■ Instruction A ■
In the records, replace "en masse" with "by mass" in the lines from the one containing "384, 558, 397]" through the one containing "173, 128, 186]", inclusive. Give back only those lines, with nothing else altered.

■ Document segment ■

DOI:https://doi.org/10.1103/PhysRevX.8.021047

Published by the American Physical Society under the terms of the Creative Commons Attribution 4.0 International license. Further distribution of this work must maintain attribution to the author(s) and the published article’s title, journal citation, and DOI.

Published by the American Physical Society

Physics Subject Headings (PhySH)

Quantum Information, Science & Technology

Authors & Affiliations

Tomas Jochym-O’Connor1,2, Aleksander Kubica2,3,4, and Theodore J. Yoder5,6

  • 1Walter Burke Institute for Theoretical Physics, California Institute of Technology, Pasadena, California 91125, USA
  • 2Institute for Quantum Information & Matter, California Institute of Technology, Pasadena, California 91125, USA
  • 3Perimeter Institute for Theoretical Physics, Waterloo, Ontario N2L 2Y5, Canada
  • 4Institute for Quantum Computing, University of Waterloo, Waterloo, Ontario N2L 3G1, Canada
  • 5Department of Physics, Massachusetts Institute of Technology, Cambridge, Massachusetts 02139, USA
  • 6IBM T.J. Watson Research Center, Yorktown Heights, New York 10598, USA

Popular Summary

Quantum computers are vulnerable to many sources of noise, necessitating the use of error-correcting codes. Once data are encoded, we need to find fault-tolerant ways to operate on that encoded data without introducing uncorrectable errors. For example, one simple fault-tolerant operation, called a transversal operation, acts on each qubit in the code individually, allowing no opportunity for errors to spread from qubit to qubit. Here, we study quantum stabilizer codes—a popular approach to protecting data—and prove what operations cannot be transversal (or nearly transversal) on these codes.

■ Data lines ■
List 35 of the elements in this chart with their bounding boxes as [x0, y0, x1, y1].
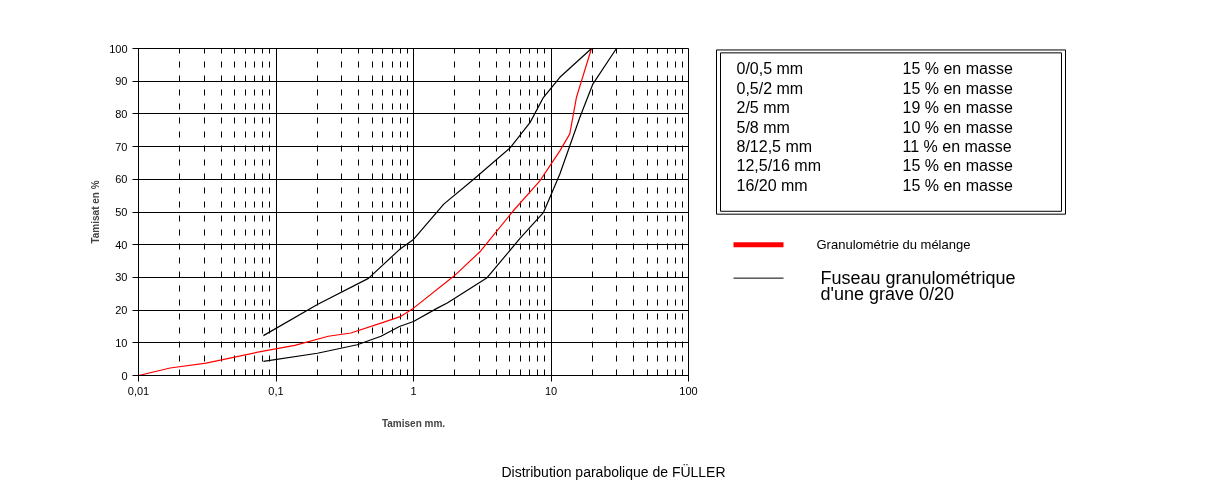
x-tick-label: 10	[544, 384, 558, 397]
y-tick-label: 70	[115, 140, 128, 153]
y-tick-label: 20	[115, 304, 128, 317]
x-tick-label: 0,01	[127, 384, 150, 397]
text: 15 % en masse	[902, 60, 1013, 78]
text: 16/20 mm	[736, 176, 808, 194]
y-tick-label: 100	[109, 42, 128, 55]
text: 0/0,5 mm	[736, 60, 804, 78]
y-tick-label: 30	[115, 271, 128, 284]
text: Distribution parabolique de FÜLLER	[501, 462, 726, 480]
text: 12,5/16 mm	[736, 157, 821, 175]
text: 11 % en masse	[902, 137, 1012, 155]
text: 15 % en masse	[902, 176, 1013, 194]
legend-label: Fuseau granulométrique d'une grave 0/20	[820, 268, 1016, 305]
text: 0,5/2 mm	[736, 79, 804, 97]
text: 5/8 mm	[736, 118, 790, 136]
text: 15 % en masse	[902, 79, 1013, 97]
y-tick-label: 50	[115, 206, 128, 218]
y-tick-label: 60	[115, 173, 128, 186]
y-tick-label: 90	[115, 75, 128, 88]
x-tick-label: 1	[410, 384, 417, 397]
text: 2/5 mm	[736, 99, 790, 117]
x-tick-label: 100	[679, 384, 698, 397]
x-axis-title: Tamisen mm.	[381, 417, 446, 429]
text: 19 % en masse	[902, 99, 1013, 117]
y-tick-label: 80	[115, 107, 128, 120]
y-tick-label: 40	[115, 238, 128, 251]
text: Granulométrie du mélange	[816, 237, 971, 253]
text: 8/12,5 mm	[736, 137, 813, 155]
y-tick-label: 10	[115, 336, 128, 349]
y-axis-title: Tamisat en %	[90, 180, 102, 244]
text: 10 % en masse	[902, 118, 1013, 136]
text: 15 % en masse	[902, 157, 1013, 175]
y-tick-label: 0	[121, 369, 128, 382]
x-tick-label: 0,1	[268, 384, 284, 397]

==

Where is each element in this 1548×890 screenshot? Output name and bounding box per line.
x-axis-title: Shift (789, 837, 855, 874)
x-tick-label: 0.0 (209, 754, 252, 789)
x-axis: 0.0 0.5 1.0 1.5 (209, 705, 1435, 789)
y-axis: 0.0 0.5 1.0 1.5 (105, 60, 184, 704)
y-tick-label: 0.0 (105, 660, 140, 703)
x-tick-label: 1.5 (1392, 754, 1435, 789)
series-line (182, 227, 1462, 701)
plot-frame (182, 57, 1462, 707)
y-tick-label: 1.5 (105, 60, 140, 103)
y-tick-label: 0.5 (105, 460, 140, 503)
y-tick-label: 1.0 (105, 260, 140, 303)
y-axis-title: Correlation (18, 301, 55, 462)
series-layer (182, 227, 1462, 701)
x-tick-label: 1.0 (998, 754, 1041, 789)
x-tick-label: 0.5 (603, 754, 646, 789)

■ Instruction B ■
Decide whether each statement agrees with the article page on quantum error-correcting codes, and quote the words that settle it. (i) The article is published under a Creative Commons Attribution 4.0 International license. (ii) A transversal operation acts on pairs of qubits together. (iii) The Perimeter Institute for Theoretical Physics is located in Pasadena.

■ Complete answer A ■
x-tick-label: 10	[544, 384, 558, 397]
y-tick-label: 70	[115, 140, 128, 153]
y-tick-label: 20	[115, 304, 128, 317]
x-tick-label: 0,01	[127, 384, 150, 397]
text: 15 % by mass	[902, 60, 1013, 78]
text: 16/20 mm	[736, 176, 808, 194]
y-tick-label: 100	[109, 42, 128, 55]
text: 0/0,5 mm	[736, 60, 804, 78]
y-tick-label: 30	[115, 271, 128, 284]
text: Distribution parabolique de FÜLLER	[501, 462, 726, 480]
text: 12,5/16 mm	[736, 157, 821, 175]
text: 11 % by mass	[902, 137, 1012, 155]
text: 15 % by mass	[902, 176, 1013, 194]
legend-label: Fuseau granulométrique d'une grave 0/20	[820, 268, 1016, 305]
text: 0,5/2 mm	[736, 79, 804, 97]
text: 5/8 mm	[736, 118, 790, 136]
text: 15 % by mass	[902, 79, 1013, 97]
y-tick-label: 50	[115, 206, 128, 218]
y-tick-label: 60	[115, 173, 128, 186]

■ Complete answer B ■
(i) Yes: "Published by the American Physical Society under the terms of the Creative Commons Attribution 4.0 International license."
(ii) No: "acts on each qubit in the code individually"
(iii) No: "Perimeter Institute for Theoretical Physics, Waterloo, Ontario N2L 2Y5, Canada"